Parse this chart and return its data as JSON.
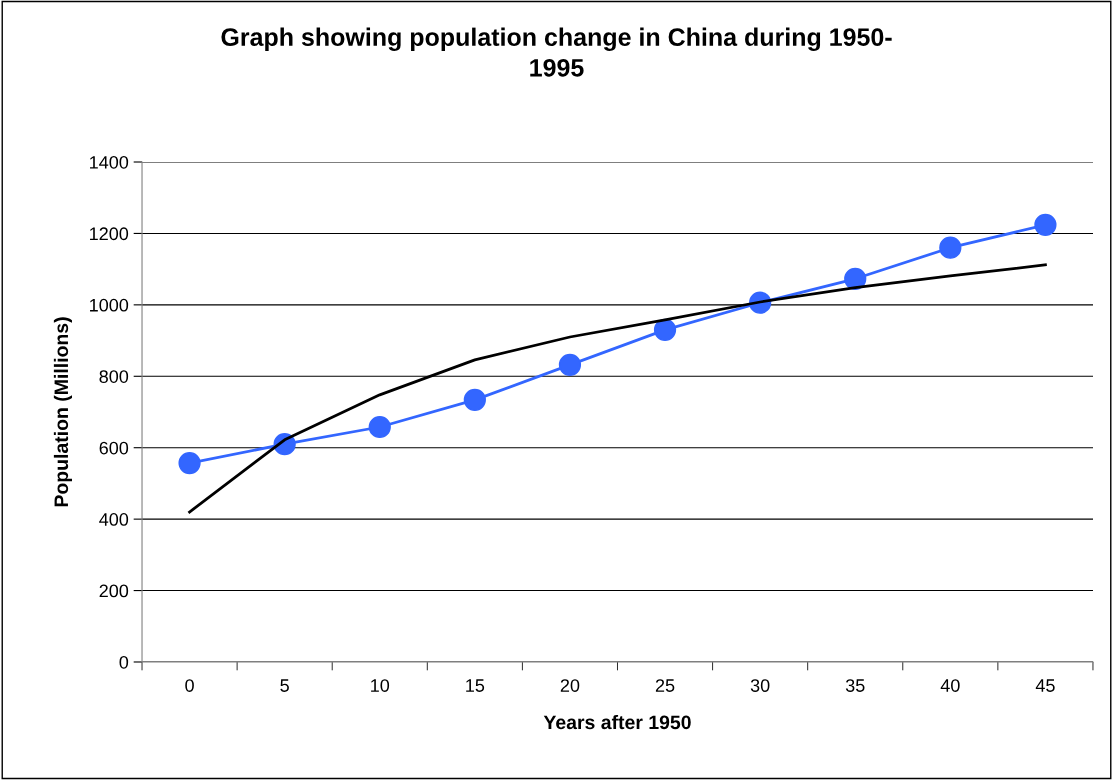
{
  "chart_data": {
    "type": "line",
    "title": "Graph showing population change in China during 1950-\n1995",
    "xlabel": "Years after 1950",
    "ylabel": "Population (Millions)",
    "categories": [
      "0",
      "5",
      "10",
      "15",
      "20",
      "25",
      "30",
      "35",
      "40",
      "45"
    ],
    "series": [
      {
        "color": "#3366ff",
        "marker": "circle",
        "values": [
          557,
          610,
          658,
          734,
          832,
          930,
          1006,
          1073,
          1160,
          1224
        ]
      },
      {
        "color": "#000000",
        "marker": "none",
        "values": [
          420,
          622,
          748,
          846,
          910,
          958,
          1008,
          1048,
          1081,
          1112
        ]
      }
    ],
    "ylim": [
      0,
      1400
    ],
    "yticks": [
      0,
      200,
      400,
      600,
      800,
      1000,
      1200,
      1400
    ],
    "grid": "y",
    "legend": false
  }
}
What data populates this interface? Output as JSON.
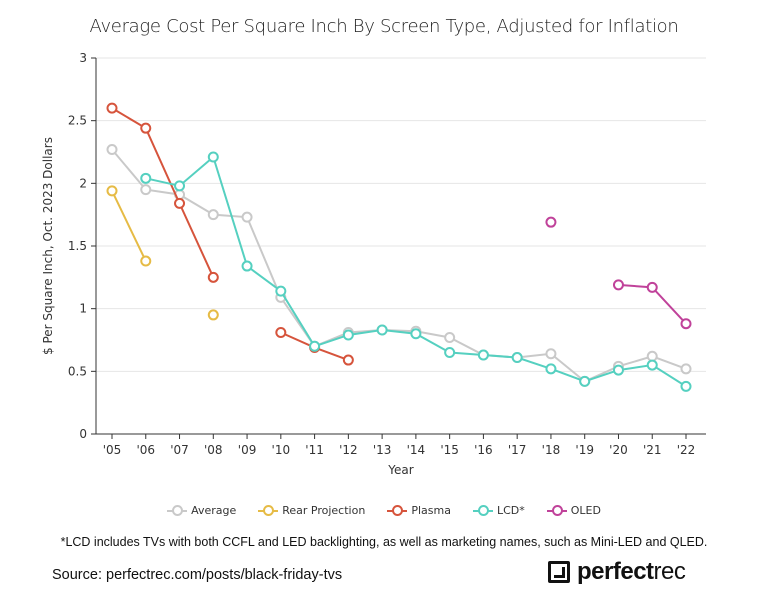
{
  "chart_data": {
    "type": "line",
    "title": "Average Cost Per Square Inch By Screen Type, Adjusted for Inflation",
    "xlabel": "Year",
    "ylabel": "$ Per Square Inch, Oct. 2023 Dollars",
    "ylim": [
      0,
      3
    ],
    "yticks": [
      "0",
      "0.5",
      "1",
      "1.5",
      "2",
      "2.5",
      "3"
    ],
    "categories": [
      "'05",
      "'06",
      "'07",
      "'08",
      "'09",
      "'10",
      "'11",
      "'12",
      "'13",
      "'14",
      "'15",
      "'16",
      "'17",
      "'18",
      "'19",
      "'20",
      "'21",
      "'22"
    ],
    "grid": true,
    "legend_position": "bottom",
    "series": [
      {
        "name": "Average",
        "color": "#c9c9c9",
        "values": [
          2.27,
          1.95,
          1.91,
          1.75,
          1.73,
          1.09,
          0.7,
          0.81,
          0.83,
          0.82,
          0.77,
          0.63,
          0.61,
          0.64,
          0.42,
          0.54,
          0.62,
          0.52
        ]
      },
      {
        "name": "Rear Projection",
        "color": "#e6bb45",
        "values": [
          1.94,
          1.38,
          null,
          0.95,
          null,
          null,
          null,
          null,
          null,
          null,
          null,
          null,
          null,
          null,
          null,
          null,
          null,
          null
        ]
      },
      {
        "name": "Plasma",
        "color": "#d6543c",
        "values": [
          2.6,
          2.44,
          1.84,
          1.25,
          null,
          0.81,
          0.69,
          0.59,
          null,
          null,
          null,
          null,
          null,
          null,
          null,
          null,
          null,
          null
        ]
      },
      {
        "name": "LCD*",
        "color": "#55d0c0",
        "values": [
          null,
          2.04,
          1.98,
          2.21,
          1.34,
          1.14,
          0.7,
          0.79,
          0.83,
          0.8,
          0.65,
          0.63,
          0.61,
          0.52,
          0.42,
          0.51,
          0.55,
          0.38
        ]
      },
      {
        "name": "OLED",
        "color": "#c0429a",
        "values": [
          null,
          null,
          null,
          null,
          null,
          null,
          null,
          null,
          null,
          null,
          null,
          null,
          null,
          1.69,
          null,
          1.19,
          1.17,
          0.88
        ]
      }
    ],
    "annotation": "*LCD includes TVs with both CCFL and LED backlighting, as well as marketing names, such as Mini-LED and QLED."
  },
  "source": "Source: perfectrec.com/posts/black-friday-tvs",
  "logo": {
    "bold": "perfect",
    "light": "rec"
  }
}
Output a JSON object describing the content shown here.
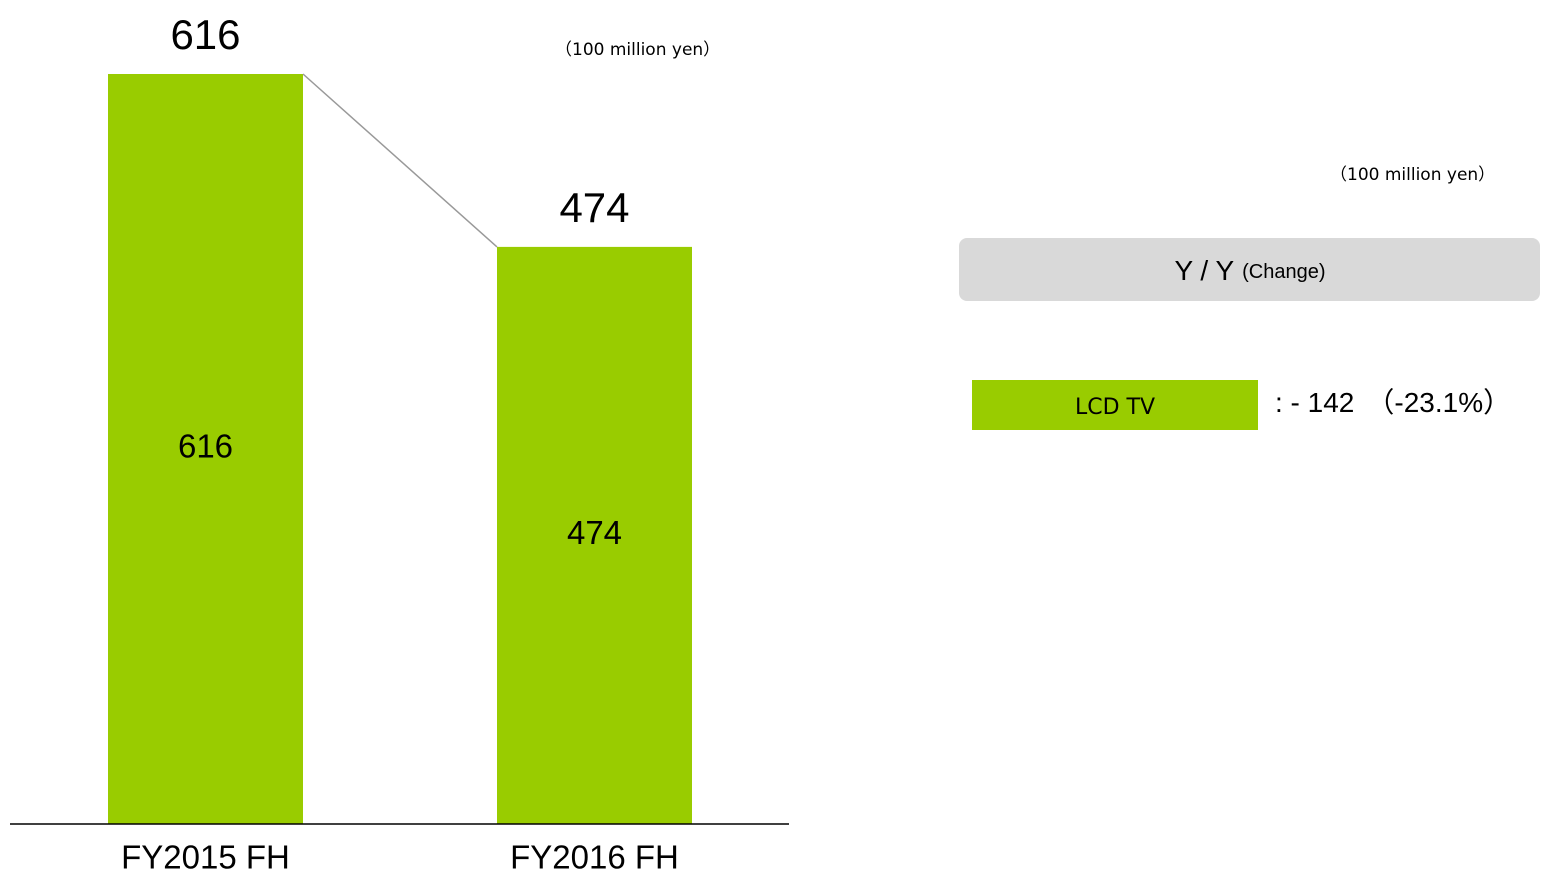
{
  "chart_data": {
    "type": "bar",
    "unit": "（100 million yen）",
    "categories": [
      "FY2015 FH",
      "FY2016 FH"
    ],
    "series": [
      {
        "name": "LCD TV",
        "color": "#99cc00",
        "values": [
          616,
          474
        ]
      }
    ]
  },
  "summary": {
    "unit": "（100 million yen）",
    "header": "Y / Y",
    "header_note": "(Change)",
    "change": ": - 142",
    "change_percent": "（-23.1%）"
  }
}
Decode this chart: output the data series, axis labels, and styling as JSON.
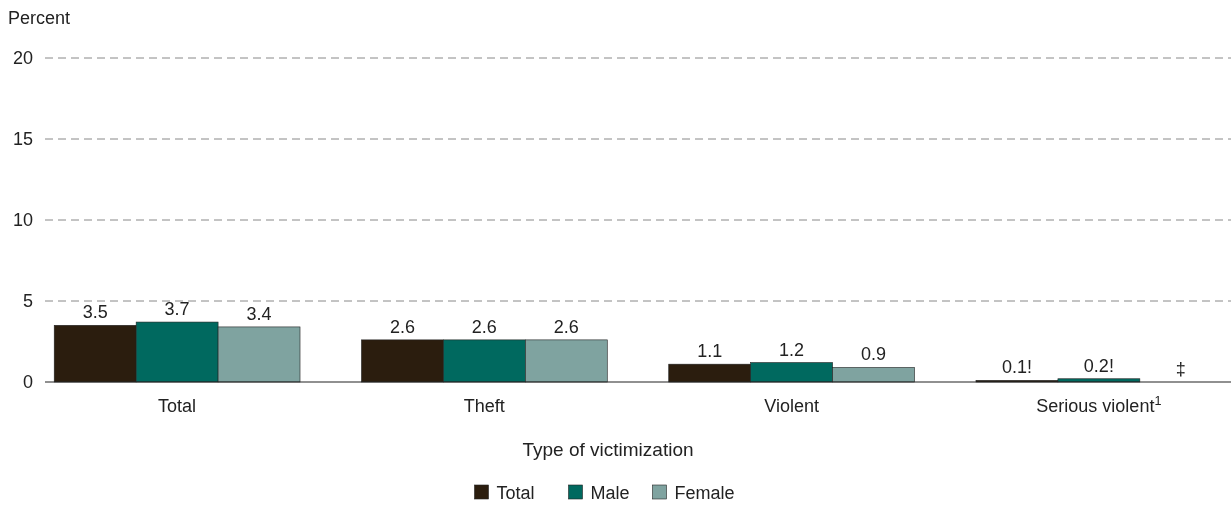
{
  "chart_data": {
    "type": "bar",
    "ylabel": "Percent",
    "xlabel": "Type of victimization",
    "categories": [
      "Total",
      "Theft",
      "Violent",
      "Serious violent$^{1}$"
    ],
    "series": [
      {
        "name": "Total",
        "color": "#2b1d0e",
        "values": [
          3.5,
          2.6,
          1.1,
          0.1
        ],
        "value_labels": [
          "3.5",
          "2.6",
          "1.1",
          "0.1!"
        ]
      },
      {
        "name": "Male",
        "color": "#00695f",
        "values": [
          3.7,
          2.6,
          1.2,
          0.2
        ],
        "value_labels": [
          "3.7",
          "2.6",
          "1.2",
          "0.2!"
        ]
      },
      {
        "name": "Female",
        "color": "#7fa3a0",
        "values": [
          3.4,
          2.6,
          0.9,
          null
        ],
        "value_labels": [
          "3.4",
          "2.6",
          "0.9",
          "‡"
        ]
      }
    ],
    "ylim": [
      0,
      20
    ],
    "yticks": [
      0,
      5,
      10,
      15,
      20
    ],
    "grid": "y",
    "legend": "bottom"
  }
}
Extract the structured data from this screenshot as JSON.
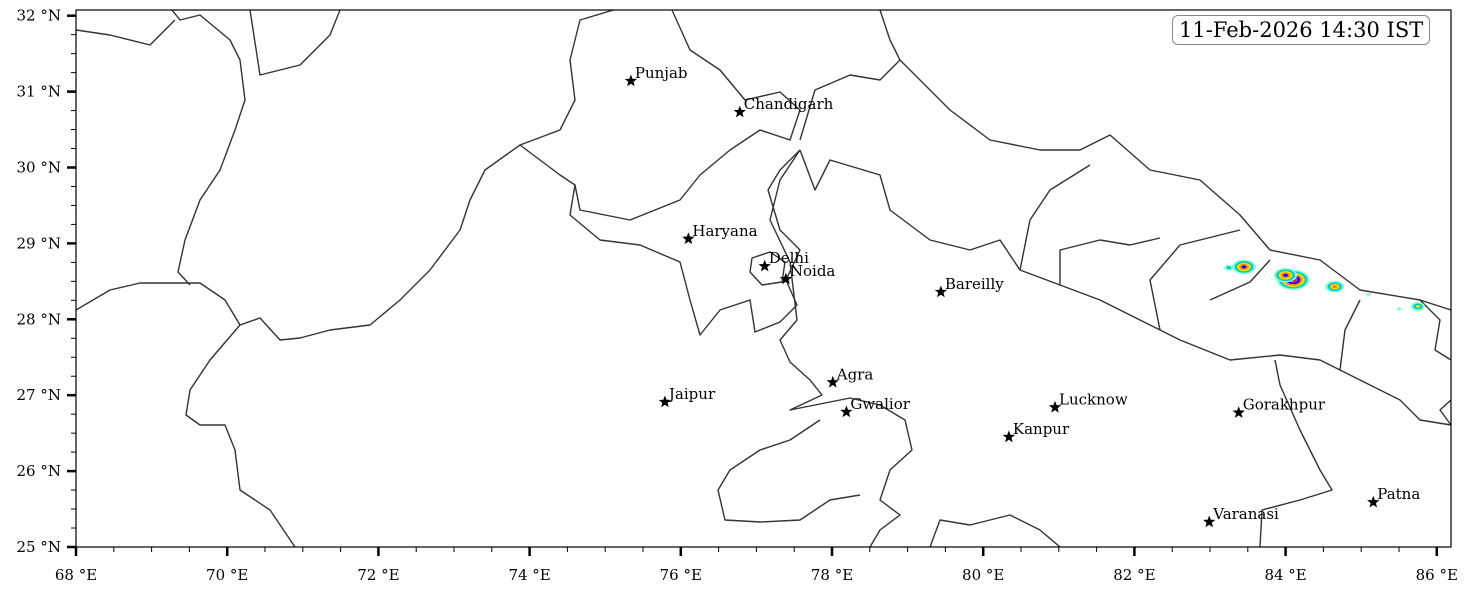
------
=== Direction ===
Give the entries again word for word, but skip the pictures.

=== Problem solution ===
Parse this chart and return its data as JSON.
{
  "chart_data": {
    "type": "line",
    "title": "Graph showing population change in China during 1950-\n1995",
    "xlabel": "Years after 1950",
    "ylabel": "Population (Millions)",
    "categories": [
      "0",
      "5",
      "10",
      "15",
      "20",
      "25",
      "30",
      "35",
      "40",
      "45"
    ],
    "series": [
      {
        "color": "#3366ff",
        "marker": "circle",
        "values": [
          557,
          610,
          658,
          734,
          832,
          930,
          1006,
          1073,
          1160,
          1224
        ]
      },
      {
        "color": "#000000",
        "marker": "none",
        "values": [
          420,
          622,
          748,
          846,
          910,
          958,
          1008,
          1048,
          1081,
          1112
        ]
      }
    ],
    "ylim": [
      0,
      1400
    ],
    "yticks": [
      0,
      200,
      400,
      600,
      800,
      1000,
      1200,
      1400
    ],
    "grid": "y",
    "legend": false
  }
}
What data populates this interface? Output as JSON.
{
  "chart_data": {
    "type": "line",
    "title": "Average Cost Per Square Inch By Screen Type, Adjusted for Inflation",
    "xlabel": "Year",
    "ylabel": "$ Per Square Inch, Oct. 2023 Dollars",
    "ylim": [
      0,
      3
    ],
    "yticks": [
      "0",
      "0.5",
      "1",
      "1.5",
      "2",
      "2.5",
      "3"
    ],
    "categories": [
      "'05",
      "'06",
      "'07",
      "'08",
      "'09",
      "'10",
      "'11",
      "'12",
      "'13",
      "'14",
      "'15",
      "'16",
      "'17",
      "'18",
      "'19",
      "'20",
      "'21",
      "'22"
    ],
    "grid": true,
    "legend_position": "bottom",
    "series": [
      {
        "name": "Average",
        "color": "#c9c9c9",
        "values": [
          2.27,
          1.95,
          1.91,
          1.75,
          1.73,
          1.09,
          0.7,
          0.81,
          0.83,
          0.82,
          0.77,
          0.63,
          0.61,
          0.64,
          0.42,
          0.54,
          0.62,
          0.52
        ]
      },
      {
        "name": "Rear Projection",
        "color": "#e6bb45",
        "values": [
          1.94,
          1.38,
          null,
          0.95,
          null,
          null,
          null,
          null,
          null,
          null,
          null,
          null,
          null,
          null,
          null,
          null,
          null,
          null
        ]
      },
      {
        "name": "Plasma",
        "color": "#d6543c",
        "values": [
          2.6,
          2.44,
          1.84,
          1.25,
          null,
          0.81,
          0.69,
          0.59,
          null,
          null,
          null,
          null,
          null,
          null,
          null,
          null,
          null,
          null
        ]
      },
      {
        "name": "LCD*",
        "color": "#55d0c0",
        "values": [
          null,
          2.04,
          1.98,
          2.21,
          1.34,
          1.14,
          0.7,
          0.79,
          0.83,
          0.8,
          0.65,
          0.63,
          0.61,
          0.52,
          0.42,
          0.51,
          0.55,
          0.38
        ]
      },
      {
        "name": "OLED",
        "color": "#c0429a",
        "values": [
          null,
          null,
          null,
          null,
          null,
          null,
          null,
          null,
          null,
          null,
          null,
          null,
          null,
          1.69,
          null,
          1.19,
          1.17,
          0.88
        ]
      }
    ],
    "annotation": "*LCD includes TVs with both CCFL and LED backlighting, as well as marketing names, such as Mini-LED and QLED."
  },
  "source": "Source: perfectrec.com/posts/black-friday-tvs",
  "logo": {
    "bold": "perfect",
    "light": "rec"
  }
}
Output a JSON object describing the content shown here.
{
  "chart_data": {
    "type": "bar",
    "unit": "（100 million yen）",
    "categories": [
      "FY2015 FH",
      "FY2016 FH"
    ],
    "series": [
      {
        "name": "LCD TV",
        "color": "#99cc00",
        "values": [
          616,
          474
        ]
      }
    ]
  },
  "summary": {
    "unit": "（100 million yen）",
    "header": "Y / Y",
    "header_note": "(Change)",
    "change": ": - 142",
    "change_percent": "（-23.1%）"
  }
}
Decode this chart: output the data series, axis labels, and styling as JSON.
{
  "chart_data": {
    "type": "bar",
    "ylabel": "Percent",
    "xlabel": "Type of victimization",
    "categories": [
      "Total",
      "Theft",
      "Violent",
      "Serious violent$^{1}$"
    ],
    "series": [
      {
        "name": "Total",
        "color": "#2b1d0e",
        "values": [
          3.5,
          2.6,
          1.1,
          0.1
        ],
        "value_labels": [
          "3.5",
          "2.6",
          "1.1",
          "0.1!"
        ]
      },
      {
        "name": "Male",
        "color": "#00695f",
        "values": [
          3.7,
          2.6,
          1.2,
          0.2
        ],
        "value_labels": [
          "3.7",
          "2.6",
          "1.2",
          "0.2!"
        ]
      },
      {
        "name": "Female",
        "color": "#7fa3a0",
        "values": [
          3.4,
          2.6,
          0.9,
          null
        ],
        "value_labels": [
          "3.4",
          "2.6",
          "0.9",
          "‡"
        ]
      }
    ],
    "ylim": [
      0,
      20
    ],
    "yticks": [
      0,
      5,
      10,
      15,
      20
    ],
    "grid": "y",
    "legend": "bottom"
  }
}
Extract the structured data from this screenshot as JSON.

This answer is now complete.